## EXTRACT PROVIDED
ARC as in "Atomic Reference Counting". ARC uses atomic operations to increment and decrement reference counts. That means these operations must be synchronized between threads. synchronization between threads/cores tends to be an expensive operation.

This is required for reference counting objects between threads. Otherwise, you might have one thread try to release an object at the same time another thread is trying to increment the reference count. It's just overkill for objects which are only ever referenced from a single thread.

Well that is confusing. Any Apple developer has known for many years that ARC means Automatic Reference Counting:

https://docs.swift.org/swift-book/LanguageGuide/AutomaticRef...

I never heard this alternate and very different expansion for that term.

  • It's an overloaded acronym to be sure. Atomic reference counting is a familiar concept in systems programming languages like C++ and Rust. It just so happens that Apple's automatic reference counting is also atomic.

## SUPPLIED DATA
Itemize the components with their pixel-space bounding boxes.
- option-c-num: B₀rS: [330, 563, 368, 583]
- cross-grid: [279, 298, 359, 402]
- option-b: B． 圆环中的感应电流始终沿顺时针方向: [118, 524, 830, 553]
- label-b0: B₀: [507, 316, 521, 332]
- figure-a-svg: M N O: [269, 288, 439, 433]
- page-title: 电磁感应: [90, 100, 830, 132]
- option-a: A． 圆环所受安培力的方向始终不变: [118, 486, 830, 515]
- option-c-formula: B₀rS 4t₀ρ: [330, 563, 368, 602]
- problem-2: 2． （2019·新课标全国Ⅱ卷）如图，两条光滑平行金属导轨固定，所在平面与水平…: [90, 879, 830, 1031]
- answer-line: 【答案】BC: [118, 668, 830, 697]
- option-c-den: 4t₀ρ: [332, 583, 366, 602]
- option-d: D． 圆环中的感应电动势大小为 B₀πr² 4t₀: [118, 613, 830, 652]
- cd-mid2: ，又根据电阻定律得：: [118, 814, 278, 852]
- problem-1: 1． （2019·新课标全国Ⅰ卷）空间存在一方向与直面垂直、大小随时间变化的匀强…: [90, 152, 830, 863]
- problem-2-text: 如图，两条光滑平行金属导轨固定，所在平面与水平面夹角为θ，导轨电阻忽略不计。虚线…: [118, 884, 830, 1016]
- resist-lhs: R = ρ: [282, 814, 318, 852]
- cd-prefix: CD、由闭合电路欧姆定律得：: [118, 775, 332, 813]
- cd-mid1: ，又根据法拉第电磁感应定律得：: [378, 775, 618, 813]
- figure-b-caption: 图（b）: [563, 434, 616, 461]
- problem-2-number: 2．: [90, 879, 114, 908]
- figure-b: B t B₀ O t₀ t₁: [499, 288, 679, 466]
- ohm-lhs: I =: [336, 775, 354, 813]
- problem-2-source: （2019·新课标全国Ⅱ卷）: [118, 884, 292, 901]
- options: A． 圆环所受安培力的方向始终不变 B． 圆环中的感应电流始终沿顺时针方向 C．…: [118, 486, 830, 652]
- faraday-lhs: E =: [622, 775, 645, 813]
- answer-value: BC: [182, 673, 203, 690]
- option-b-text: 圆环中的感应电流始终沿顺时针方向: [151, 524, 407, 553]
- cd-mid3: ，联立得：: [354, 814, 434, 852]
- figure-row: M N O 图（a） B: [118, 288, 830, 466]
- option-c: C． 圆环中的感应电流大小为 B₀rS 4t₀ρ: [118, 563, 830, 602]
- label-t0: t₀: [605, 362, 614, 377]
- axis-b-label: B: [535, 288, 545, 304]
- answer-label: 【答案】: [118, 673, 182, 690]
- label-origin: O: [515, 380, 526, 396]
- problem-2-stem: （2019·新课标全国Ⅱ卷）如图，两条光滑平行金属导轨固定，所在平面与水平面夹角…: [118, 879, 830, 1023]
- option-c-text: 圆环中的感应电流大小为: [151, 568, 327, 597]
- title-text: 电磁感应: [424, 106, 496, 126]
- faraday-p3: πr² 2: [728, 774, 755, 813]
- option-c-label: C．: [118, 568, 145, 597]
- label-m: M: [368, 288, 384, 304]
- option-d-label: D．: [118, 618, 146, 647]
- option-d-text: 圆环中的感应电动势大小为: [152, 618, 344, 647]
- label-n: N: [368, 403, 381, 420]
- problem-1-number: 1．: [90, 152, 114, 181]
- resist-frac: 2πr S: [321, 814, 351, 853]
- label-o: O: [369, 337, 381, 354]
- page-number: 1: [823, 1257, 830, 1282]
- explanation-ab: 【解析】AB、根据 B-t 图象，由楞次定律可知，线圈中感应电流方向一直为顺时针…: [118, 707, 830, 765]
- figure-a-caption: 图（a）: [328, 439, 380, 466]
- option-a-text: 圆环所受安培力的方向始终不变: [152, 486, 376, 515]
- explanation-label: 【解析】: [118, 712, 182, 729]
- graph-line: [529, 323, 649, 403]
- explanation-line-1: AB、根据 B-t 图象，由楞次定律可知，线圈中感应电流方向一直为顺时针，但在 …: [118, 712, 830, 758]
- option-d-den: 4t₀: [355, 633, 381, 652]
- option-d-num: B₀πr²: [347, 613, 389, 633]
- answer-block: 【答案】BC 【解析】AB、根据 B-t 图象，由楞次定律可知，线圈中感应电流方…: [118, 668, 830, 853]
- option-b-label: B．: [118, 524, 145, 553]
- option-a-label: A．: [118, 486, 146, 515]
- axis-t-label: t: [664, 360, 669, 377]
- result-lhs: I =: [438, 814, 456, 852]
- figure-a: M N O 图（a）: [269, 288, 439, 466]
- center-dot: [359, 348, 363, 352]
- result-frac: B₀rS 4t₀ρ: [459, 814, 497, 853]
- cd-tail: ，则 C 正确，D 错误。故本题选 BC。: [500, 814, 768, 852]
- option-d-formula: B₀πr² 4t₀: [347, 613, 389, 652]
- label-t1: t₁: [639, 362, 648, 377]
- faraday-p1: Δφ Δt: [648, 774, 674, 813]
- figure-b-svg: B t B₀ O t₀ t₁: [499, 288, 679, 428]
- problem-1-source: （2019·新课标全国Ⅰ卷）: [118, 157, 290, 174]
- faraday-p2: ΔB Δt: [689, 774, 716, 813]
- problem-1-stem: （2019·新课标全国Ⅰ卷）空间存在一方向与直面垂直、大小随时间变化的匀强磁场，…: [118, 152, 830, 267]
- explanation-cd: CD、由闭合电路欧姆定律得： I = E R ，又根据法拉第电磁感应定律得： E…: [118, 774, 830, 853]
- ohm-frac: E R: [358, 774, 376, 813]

## THE TASK
How would you extend the discussion about the two meanings of ARC, picking up right after its last comment? The listing has no role here.

## EXERCISE RESULT
  • It's a bit less confusing in practice - the full types are std::rc::Rc and std::sync::Arc (where std::sync is all multithreading stuff, and you have to actually use that name to get access to Arc in your code), and both are well documented (including spelling out the acronym):

    https://doc.rust-lang.org/std/rc/struct.Rc.html

    https://doc.rust-lang.org/std/sync/struct.Arc.html

    ...I could see this causing merry hell if trying to do advance interop between Swift and Rust, though, and it's admittedly probably going to be a minor stumbling block for Apple-first devs. (I managed to avoid confusion, but I just port to Apple targets, they're not my bread and butter.)